[Extracted data entries]
╭──
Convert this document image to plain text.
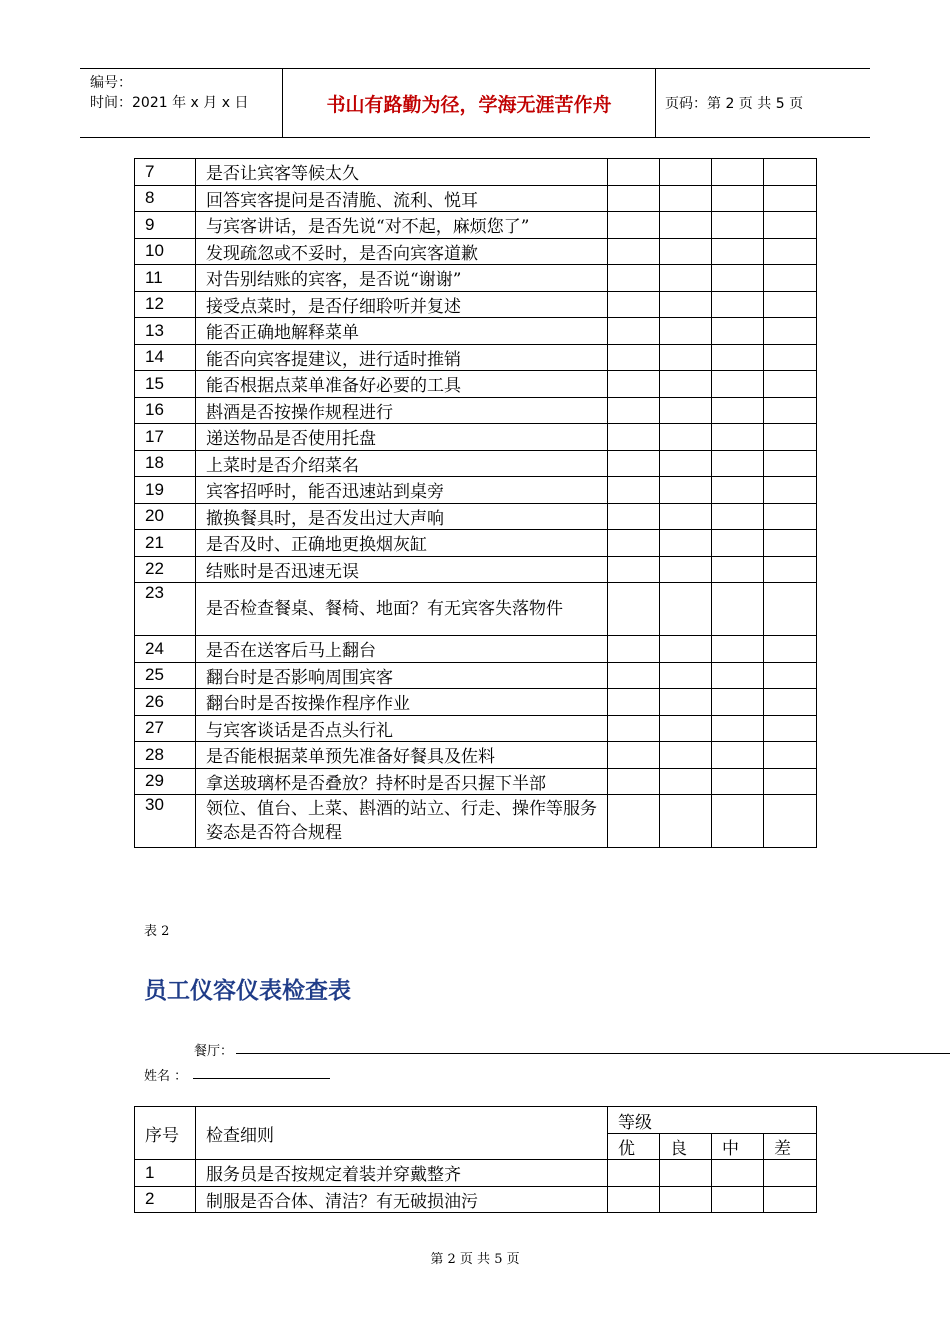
编号：
时间：2021 年 x 月 x 日	书山有路勤为径，学海无涯苦作舟	页码：第 2 页 共 5 页
7	是否让宾客等候太久				
8	回答宾客提问是否清脆、流利、悦耳				
9	与宾客讲话，是否先说“对不起，麻烦您了”				
10	发现疏忽或不妥时，是否向宾客道歉				
11	对告别结账的宾客，是否说“谢谢”				
12	接受点菜时，是否仔细聆听并复述				
13	能否正确地解释菜单				
14	能否向宾客提建议，进行适时推销				
15	能否根据点菜单准备好必要的工具				
16	斟酒是否按操作规程进行				
17	递送物品是否使用托盘				
18	上菜时是否介绍菜名				
19	宾客招呼时，能否迅速站到桌旁				
20	撤换餐具时，是否发出过大声响				
21	是否及时、正确地更换烟灰缸				
22	结账时是否迅速无误				
23	是否检查餐桌、餐椅、地面？有无宾客失落物件				
24	是否在送客后马上翻台				
25	翻台时是否影响周围宾客				
26	翻台时是否按操作程序作业				
27	与宾客谈话是否点头行礼				
28	是否能根据菜单预先准备好餐具及佐料				
29	拿送玻璃杯是否叠放？持杯时是否只握下半部				
30	领位、值台、上菜、斟酒的站立、行走、操作等服务姿态是否符合规程				
表 2
员工仪容仪表检查表
餐厅：
姓名 ：
序号	检查细则	等级			
		优	良	中	差
1	服务员是否按规定着装并穿戴整齐				
2	制服是否合体、清洁？有无破损油污				
第 2 页 共 5 页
╰──
» Problem to work on:
Keep every word of the data as it is when you write it out, but drop the pictures.

» Full response:
Convert this document image to plain text.
编号：
时间：2021 年 x 月 x 日	书山有路勤为径，学海无涯苦作舟	页码：第 2 页 共 5 页
7	是否让宾客等候太久				
8	回答宾客提问是否清脆、流利、悦耳				
9	与宾客讲话，是否先说“对不起，麻烦您了”				
10	发现疏忽或不妥时，是否向宾客道歉				
11	对告别结账的宾客，是否说“谢谢”				
12	接受点菜时，是否仔细聆听并复述				
13	能否正确地解释菜单				
14	能否向宾客提建议，进行适时推销				
15	能否根据点菜单准备好必要的工具				
16	斟酒是否按操作规程进行				
17	递送物品是否使用托盘				
18	上菜时是否介绍菜名				
19	宾客招呼时，能否迅速站到桌旁				
20	撤换餐具时，是否发出过大声响				
21	是否及时、正确地更换烟灰缸				
22	结账时是否迅速无误				
23	是否检查餐桌、餐椅、地面？有无宾客失落物件				
24	是否在送客后马上翻台				
25	翻台时是否影响周围宾客				
26	翻台时是否按操作程序作业				
27	与宾客谈话是否点头行礼				
28	是否能根据菜单预先准备好餐具及佐料				
29	拿送玻璃杯是否叠放？持杯时是否只握下半部				
30	领位、值台、上菜、斟酒的站立、行走、操作等服务姿态是否符合规程				
表 2
员工仪容仪表检查表
餐厅：
姓名 ：
序号	检查细则	等级			
		优	良	中	差
1	服务员是否按规定着装并穿戴整齐				
2	制服是否合体、清洁？有无破损油污				
第 2 页 共 5 页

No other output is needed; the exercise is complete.